## Work to complete
All of the data should be repeated exactly; pictures are not part of the copy.

## Excerpted data
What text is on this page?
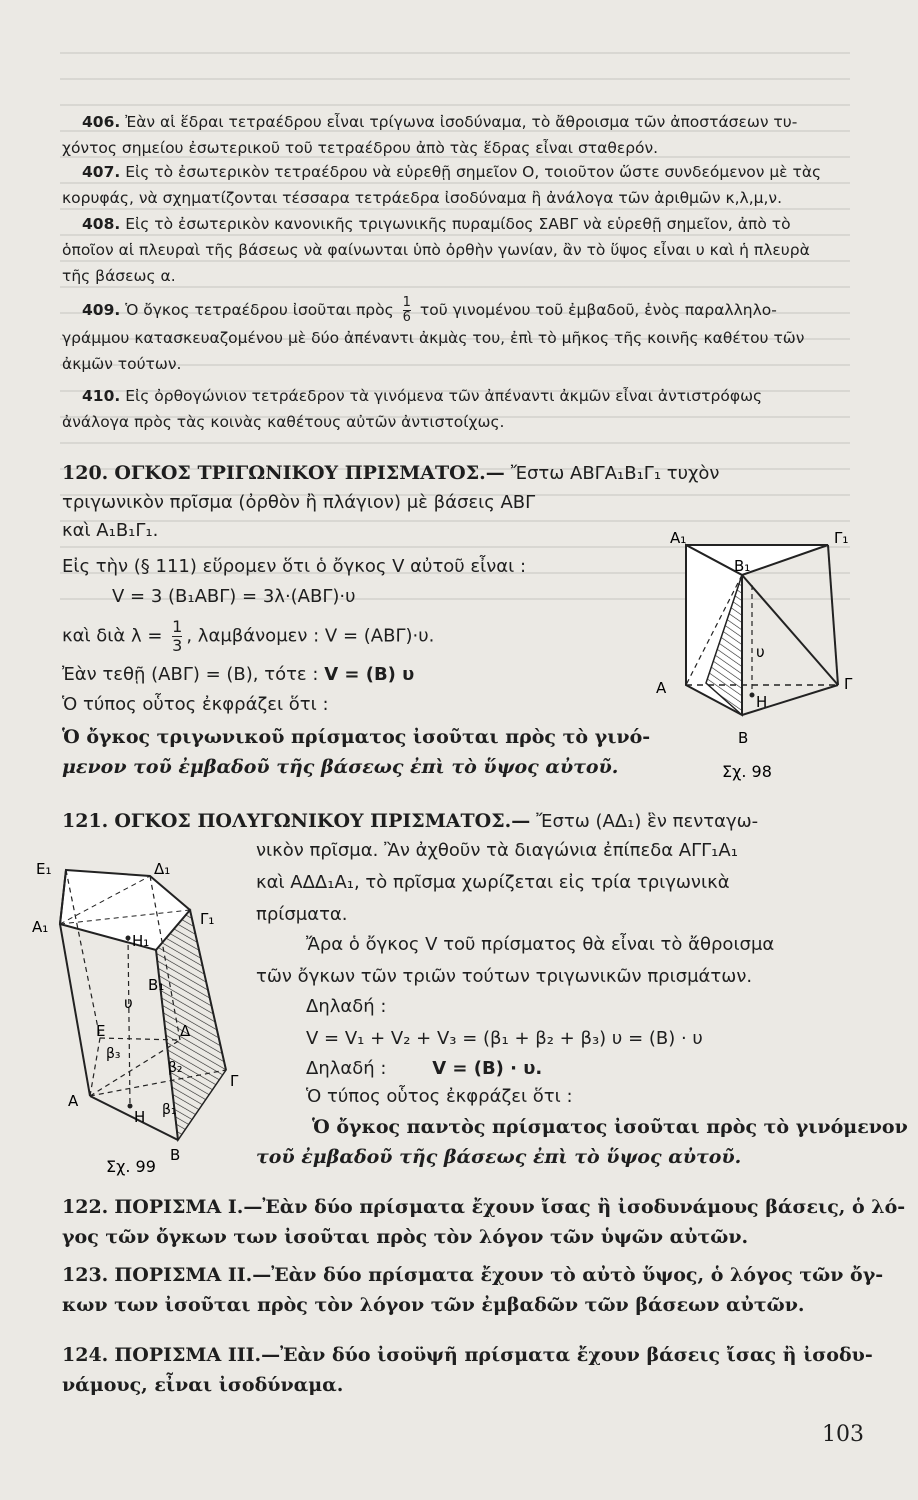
406. Ἐὰν αἱ ἕδραι τετραέδρου εἶναι τρίγωνα ἰσοδύναμα, τὸ ἄθροισμα τῶν ἀποστάσεων τυ-
χόντος σημείου ἐσωτερικοῦ τοῦ τετραέδρου ἀπὸ τὰς ἕδρας εἶναι σταθερόν.
407. Εἰς τὸ ἐσωτερικὸν τετραέδρου νὰ εὑρεθῇ σημεῖον Ο, τοιοῦτον ὥστε συνδεόμενον μὲ τὰς
κορυφάς, νὰ σχηματίζονται τέσσαρα τετράεδρα ἰσοδύναμα ἢ ἀνάλογα τῶν ἀριθμῶν κ,λ,μ,ν.
408. Εἰς τὸ ἐσωτερικὸν κανονικῆς τριγωνικῆς πυραμίδος ΣΑΒΓ νὰ εὑρεθῇ σημεῖον, ἀπὸ τὸ
ὁποῖον αἱ πλευραὶ τῆς βάσεως νὰ φαίνωνται ὑπὸ ὀρθὴν γωνίαν, ἂν τὸ ὕψος εἶναι υ καὶ ἡ πλευρὰ
τῆς βάσεως α.
409. Ὁ ὄγκος τετραέδρου ἰσοῦται πρὸς $\frac{1}{6}$ τοῦ γινομένου τοῦ ἐμβαδοῦ, ἑνὸς παραλληλο-
γράμμου κατασκευαζομένου μὲ δύο ἀπέναντι ἀκμὰς του, ἐπὶ τὸ μῆκος τῆς κοινῆς καθέτου τῶν
ἀκμῶν τούτων.
410. Εἰς ὀρθογώνιον τετράεδρον τὰ γινόμενα τῶν ἀπέναντι ἀκμῶν εἶναι ἀντιστρόφως
ἀνάλογα πρὸς τὰς κοινὰς καθέτους αὐτῶν ἀντιστοίχως.
120. ΟΓΚΟΣ ΤΡΙΓΩΝΙΚΟΥ ΠΡΙΣΜΑΤΟΣ.— Ἔστω ΑΒΓΑ₁Β₁Γ₁ τυχὸν
τριγωνικὸν πρῖσμα (ὀρθὸν ἢ πλάγιον) μὲ βάσεις ΑΒΓ
καὶ Α₁Β₁Γ₁.
Εἰς τὴν (§ 111) εὕρομεν ὅτι ὁ ὄγκος V αὐτοῦ εἶναι :
V = 3 (Β₁ΑΒΓ) = 3λ·(ΑΒΓ)·υ
καὶ διὰ $\lambda = \frac{1}{3}$ , λαμβάνομεν : V = (ΑΒΓ)·υ.
Ἐὰν τεθῇ (ΑΒΓ) = (Β), τότε : V = (Β) υ
Ὁ τύπος οὗτος ἐκφράζει ὅτι :
Ὁ ὄγκος τριγωνικοῦ πρίσματος ἰσοῦται πρὸς τὸ γινό-
μενον τοῦ ἐμβαδοῦ τῆς βάσεως ἐπὶ τὸ ὕψος αὐτοῦ.
Α₁	Γ₁
Β₁
υ
Α	Γ
Η
Β
Σχ. 98
121. ΟΓΚΟΣ ΠΟΛΥΓΩΝΙΚΟΥ ΠΡΙΣΜΑΤΟΣ.— Ἔστω (ΑΔ₁) ἓν πενταγω-
νικὸν πρῖσμα. Ἂν ἀχθοῦν τὰ διαγώνια ἐπίπεδα ΑΓΓ₁Α₁
καὶ ΑΔΔ₁Α₁, τὸ πρῖσμα χωρίζεται εἰς τρία τριγωνικὰ
πρίσματα.
Ἄρα ὁ ὄγκος V τοῦ πρίσματος θὰ εἶναι τὸ ἄθροισμα
τῶν ὄγκων τῶν τριῶν τούτων τριγωνικῶν πρισμάτων.
Δηλαδή :
V = V₁ + V₂ + V₃ = (β₁ + β₂ + β₃) υ = (Β) · υ
Δηλαδή :	V = (Β) · υ.
Ὁ τύπος οὗτος ἐκφράζει ὅτι :
Ὁ ὄγκος παντὸς πρίσματος ἰσοῦται πρὸς τὸ γινόμενον
τοῦ ἐμβαδοῦ τῆς βάσεως ἐπὶ τὸ ὕψος αὐτοῦ.
Ε₁	Δ₁
Α₁	Γ₁
Η₁
Β₁
υ
Ε	Δ
β₃
β₂
β₁
Α
Η
Γ
Β
Σχ. 99
122. ΠΟΡΙΣΜΑ Ι.—Ἐὰν δύο πρίσματα ἔχουν ἴσας ἢ ἰσοδυνάμους βάσεις, ὁ λό-
γος τῶν ὄγκων των ἰσοῦται πρὸς τὸν λόγον τῶν ὑψῶν αὐτῶν.
123. ΠΟΡΙΣΜΑ ΙΙ.—Ἐὰν δύο πρίσματα ἔχουν τὸ αὐτὸ ὕψος, ὁ λόγος τῶν ὄγ-
κων των ἰσοῦται πρὸς τὸν λόγον τῶν ἐμβαδῶν τῶν βάσεων αὐτῶν.
124. ΠΟΡΙΣΜΑ ΙΙΙ.—Ἐὰν δύο ἰσοϋψῆ πρίσματα ἔχουν βάσεις ἴσας ἢ ἰσοδυ-
νάμους, εἶναι ἰσοδύναμα.
103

## Finished answer
What text is on this page?
406. Ἐὰν αἱ ἕδραι τετραέδρου εἶναι τρίγωνα ἰσοδύναμα, τὸ ἄθροισμα τῶν ἀποστάσεων τυ-
χόντος σημείου ἐσωτερικοῦ τοῦ τετραέδρου ἀπὸ τὰς ἕδρας εἶναι σταθερόν.
407. Εἰς τὸ ἐσωτερικὸν τετραέδρου νὰ εὑρεθῇ σημεῖον Ο, τοιοῦτον ὥστε συνδεόμενον μὲ τὰς
κορυφάς, νὰ σχηματίζονται τέσσαρα τετράεδρα ἰσοδύναμα ἢ ἀνάλογα τῶν ἀριθμῶν κ,λ,μ,ν.
408. Εἰς τὸ ἐσωτερικὸν κανονικῆς τριγωνικῆς πυραμίδος ΣΑΒΓ νὰ εὑρεθῇ σημεῖον, ἀπὸ τὸ
ὁποῖον αἱ πλευραὶ τῆς βάσεως νὰ φαίνωνται ὑπὸ ὀρθὴν γωνίαν, ἂν τὸ ὕψος εἶναι υ καὶ ἡ πλευρὰ
τῆς βάσεως α.
409. Ὁ ὄγκος τετραέδρου ἰσοῦται πρὸς $\frac{1}{6}$ τοῦ γινομένου τοῦ ἐμβαδοῦ, ἑνὸς παραλληλο-
γράμμου κατασκευαζομένου μὲ δύο ἀπέναντι ἀκμὰς του, ἐπὶ τὸ μῆκος τῆς κοινῆς καθέτου τῶν
ἀκμῶν τούτων.
410. Εἰς ὀρθογώνιον τετράεδρον τὰ γινόμενα τῶν ἀπέναντι ἀκμῶν εἶναι ἀντιστρόφως
ἀνάλογα πρὸς τὰς κοινὰς καθέτους αὐτῶν ἀντιστοίχως.
120. ΟΓΚΟΣ ΤΡΙΓΩΝΙΚΟΥ ΠΡΙΣΜΑΤΟΣ.— Ἔστω ΑΒΓΑ₁Β₁Γ₁ τυχὸν
τριγωνικὸν πρῖσμα (ὀρθὸν ἢ πλάγιον) μὲ βάσεις ΑΒΓ
καὶ Α₁Β₁Γ₁.
Εἰς τὴν (§ 111) εὕρομεν ὅτι ὁ ὄγκος V αὐτοῦ εἶναι :
V = 3 (Β₁ΑΒΓ) = 3λ·(ΑΒΓ)·υ
καὶ διὰ $\lambda = \frac{1}{3}$ , λαμβάνομεν : V = (ΑΒΓ)·υ.
Ἐὰν τεθῇ (ΑΒΓ) = (Β), τότε : V = (Β) υ
Ὁ τύπος οὗτος ἐκφράζει ὅτι :
Ὁ ὄγκος τριγωνικοῦ πρίσματος ἰσοῦται πρὸς τὸ γινό-
μενον τοῦ ἐμβαδοῦ τῆς βάσεως ἐπὶ τὸ ὕψος αὐτοῦ.
Α₁	Γ₁
Β₁
υ
Α	Γ
Η
Β
Σχ. 98
121. ΟΓΚΟΣ ΠΟΛΥΓΩΝΙΚΟΥ ΠΡΙΣΜΑΤΟΣ.— Ἔστω (ΑΔ₁) ἓν πενταγω-
νικὸν πρῖσμα. Ἂν ἀχθοῦν τὰ διαγώνια ἐπίπεδα ΑΓΓ₁Α₁
καὶ ΑΔΔ₁Α₁, τὸ πρῖσμα χωρίζεται εἰς τρία τριγωνικὰ
πρίσματα.
Ἄρα ὁ ὄγκος V τοῦ πρίσματος θὰ εἶναι τὸ ἄθροισμα
τῶν ὄγκων τῶν τριῶν τούτων τριγωνικῶν πρισμάτων.
Δηλαδή :
V = V₁ + V₂ + V₃ = (β₁ + β₂ + β₃) υ = (Β) · υ
Δηλαδή :	V = (Β) · υ.
Ὁ τύπος οὗτος ἐκφράζει ὅτι :
Ὁ ὄγκος παντὸς πρίσματος ἰσοῦται πρὸς τὸ γινόμενον
τοῦ ἐμβαδοῦ τῆς βάσεως ἐπὶ τὸ ὕψος αὐτοῦ.
Ε₁	Δ₁
Α₁	Γ₁
Η₁
Β₁
υ
Ε	Δ
β₃
β₂
β₁
Α
Η
Γ
Β
Σχ. 99
122. ΠΟΡΙΣΜΑ Ι.—Ἐὰν δύο πρίσματα ἔχουν ἴσας ἢ ἰσοδυνάμους βάσεις, ὁ λό-
γος τῶν ὄγκων των ἰσοῦται πρὸς τὸν λόγον τῶν ὑψῶν αὐτῶν.
123. ΠΟΡΙΣΜΑ ΙΙ.—Ἐὰν δύο πρίσματα ἔχουν τὸ αὐτὸ ὕψος, ὁ λόγος τῶν ὄγ-
κων των ἰσοῦται πρὸς τὸν λόγον τῶν ἐμβαδῶν τῶν βάσεων αὐτῶν.
124. ΠΟΡΙΣΜΑ ΙΙΙ.—Ἐὰν δύο ἰσοϋψῆ πρίσματα ἔχουν βάσεις ἴσας ἢ ἰσοδυ-
νάμους, εἶναι ἰσοδύναμα.
103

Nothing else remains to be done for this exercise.